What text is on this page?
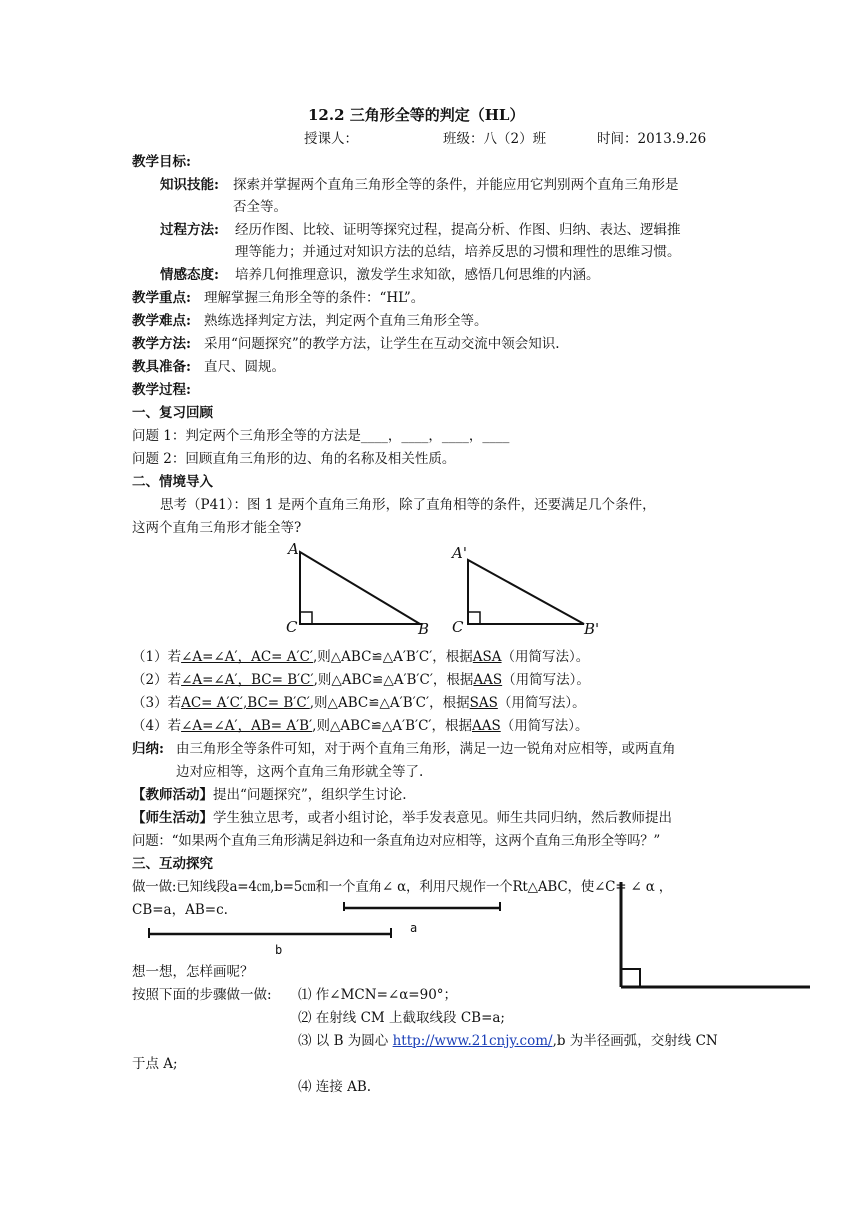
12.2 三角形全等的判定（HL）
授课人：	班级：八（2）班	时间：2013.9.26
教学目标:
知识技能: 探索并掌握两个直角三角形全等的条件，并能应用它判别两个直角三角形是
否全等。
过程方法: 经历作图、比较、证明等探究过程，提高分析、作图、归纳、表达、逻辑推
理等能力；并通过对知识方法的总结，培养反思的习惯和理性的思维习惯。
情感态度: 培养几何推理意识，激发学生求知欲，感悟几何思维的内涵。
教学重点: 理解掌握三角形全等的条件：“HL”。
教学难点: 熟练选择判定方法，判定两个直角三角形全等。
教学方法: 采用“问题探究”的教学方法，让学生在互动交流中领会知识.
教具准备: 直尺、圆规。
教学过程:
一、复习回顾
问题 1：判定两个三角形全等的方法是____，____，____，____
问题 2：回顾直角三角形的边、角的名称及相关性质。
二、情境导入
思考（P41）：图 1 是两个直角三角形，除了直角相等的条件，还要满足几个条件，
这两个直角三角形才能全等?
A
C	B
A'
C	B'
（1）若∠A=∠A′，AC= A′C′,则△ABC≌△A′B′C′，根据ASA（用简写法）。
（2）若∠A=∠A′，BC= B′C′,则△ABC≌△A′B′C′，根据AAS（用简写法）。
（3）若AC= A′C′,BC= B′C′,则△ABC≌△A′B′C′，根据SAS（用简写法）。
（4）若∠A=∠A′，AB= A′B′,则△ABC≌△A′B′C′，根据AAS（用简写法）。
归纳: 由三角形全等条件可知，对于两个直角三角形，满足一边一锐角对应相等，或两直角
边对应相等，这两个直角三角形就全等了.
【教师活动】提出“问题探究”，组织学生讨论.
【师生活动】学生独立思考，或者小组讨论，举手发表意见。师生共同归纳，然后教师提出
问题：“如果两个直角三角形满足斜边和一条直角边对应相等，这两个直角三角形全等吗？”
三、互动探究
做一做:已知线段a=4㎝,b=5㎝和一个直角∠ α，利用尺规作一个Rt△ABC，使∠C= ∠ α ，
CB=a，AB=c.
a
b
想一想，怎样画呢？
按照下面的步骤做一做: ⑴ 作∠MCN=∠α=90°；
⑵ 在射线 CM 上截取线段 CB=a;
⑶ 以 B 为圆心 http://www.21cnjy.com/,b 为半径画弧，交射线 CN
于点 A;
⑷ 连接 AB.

**OBJECTIVE**
Without the pictures, copy the material exactly as given.

**COMPLETE RESPONSE**
What text is on this page?
12.2 三角形全等的判定（HL）
授课人：	班级：八（2）班	时间：2013.9.26
教学目标:
知识技能: 探索并掌握两个直角三角形全等的条件，并能应用它判别两个直角三角形是
否全等。
过程方法: 经历作图、比较、证明等探究过程，提高分析、作图、归纳、表达、逻辑推
理等能力；并通过对知识方法的总结，培养反思的习惯和理性的思维习惯。
情感态度: 培养几何推理意识，激发学生求知欲，感悟几何思维的内涵。
教学重点: 理解掌握三角形全等的条件：“HL”。
教学难点: 熟练选择判定方法，判定两个直角三角形全等。
教学方法: 采用“问题探究”的教学方法，让学生在互动交流中领会知识.
教具准备: 直尺、圆规。
教学过程:
一、复习回顾
问题 1：判定两个三角形全等的方法是____，____，____，____
问题 2：回顾直角三角形的边、角的名称及相关性质。
二、情境导入
思考（P41）：图 1 是两个直角三角形，除了直角相等的条件，还要满足几个条件，
这两个直角三角形才能全等?
A
C	B
A'
C	B'
（1）若∠A=∠A′，AC= A′C′,则△ABC≌△A′B′C′，根据ASA（用简写法）。
（2）若∠A=∠A′，BC= B′C′,则△ABC≌△A′B′C′，根据AAS（用简写法）。
（3）若AC= A′C′,BC= B′C′,则△ABC≌△A′B′C′，根据SAS（用简写法）。
（4）若∠A=∠A′，AB= A′B′,则△ABC≌△A′B′C′，根据AAS（用简写法）。
归纳: 由三角形全等条件可知，对于两个直角三角形，满足一边一锐角对应相等，或两直角
边对应相等，这两个直角三角形就全等了.
【教师活动】提出“问题探究”，组织学生讨论.
【师生活动】学生独立思考，或者小组讨论，举手发表意见。师生共同归纳，然后教师提出
问题：“如果两个直角三角形满足斜边和一条直角边对应相等，这两个直角三角形全等吗？”
三、互动探究
做一做:已知线段a=4㎝,b=5㎝和一个直角∠ α，利用尺规作一个Rt△ABC，使∠C= ∠ α ，
CB=a，AB=c.
a
b
想一想，怎样画呢？
按照下面的步骤做一做: ⑴ 作∠MCN=∠α=90°；
⑵ 在射线 CM 上截取线段 CB=a;
⑶ 以 B 为圆心 http://www.21cnjy.com/,b 为半径画弧，交射线 CN
于点 A;
⑷ 连接 AB.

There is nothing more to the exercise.